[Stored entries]
☆ ☆ ☆ ☆ ☆
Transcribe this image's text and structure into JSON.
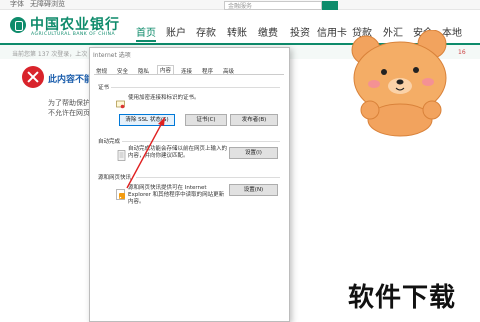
{
  "top": {
    "left_links": [
      "字体",
      "无障碍浏览"
    ],
    "search_placeholder": "金融服务"
  },
  "header": {
    "bank_name": "中国农业银行",
    "bank_name_en": "AGRICULTURAL BANK OF CHINA",
    "nav": [
      "首页",
      "账户",
      "存款",
      "转账",
      "缴费",
      "投资",
      "信用卡",
      "贷款",
      "外汇",
      "安全",
      "本地"
    ],
    "active_nav": "首页",
    "login_info": "当前您第 137 次登录，上次",
    "page_suffix": "16"
  },
  "error": {
    "title": "此内容不能显",
    "line1": "为了帮助保护",
    "line2": "不允许在网页"
  },
  "dialog": {
    "title": "Internet 选项",
    "tabs": [
      "常规",
      "安全",
      "隐私",
      "内容",
      "连接",
      "程序",
      "高级"
    ],
    "active_tab": "内容",
    "cert_section": "证书",
    "cert_desc": "使用加密连接和标识的证书。",
    "btn_clear_ssl": "清除 SSL 状态(S)",
    "btn_certs": "证书(C)",
    "btn_publishers": "发布者(B)",
    "autocomplete_section": "自动完成",
    "autocomplete_desc_1": "自动完成功能会存储以前在网页上输入的",
    "autocomplete_desc_2": "内容，并向你建议匹配。",
    "btn_settings_1": "设置(I)",
    "feeds_section": "源和网页快讯",
    "feeds_desc_1": "源和网页快讯提供可在 Internet",
    "feeds_desc_2": "Explorer 和其他程序中读取的网站更新",
    "feeds_desc_3": "内容。",
    "btn_settings_2": "设置(N)"
  },
  "watermark": "软件下载",
  "colors": {
    "brand": "#0e8b6b",
    "error": "#d9232b",
    "bear": "#f2a35e",
    "arrow": "#e02020"
  }
}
☆ ☆ ☆ ☆ ☆
## Given task
Filter the data, keeping only the lines that contain "Internet".

## Finished exercise
    "title": "Internet 选项",
    "feeds_desc_1": "源和网页快讯提供可在 Internet",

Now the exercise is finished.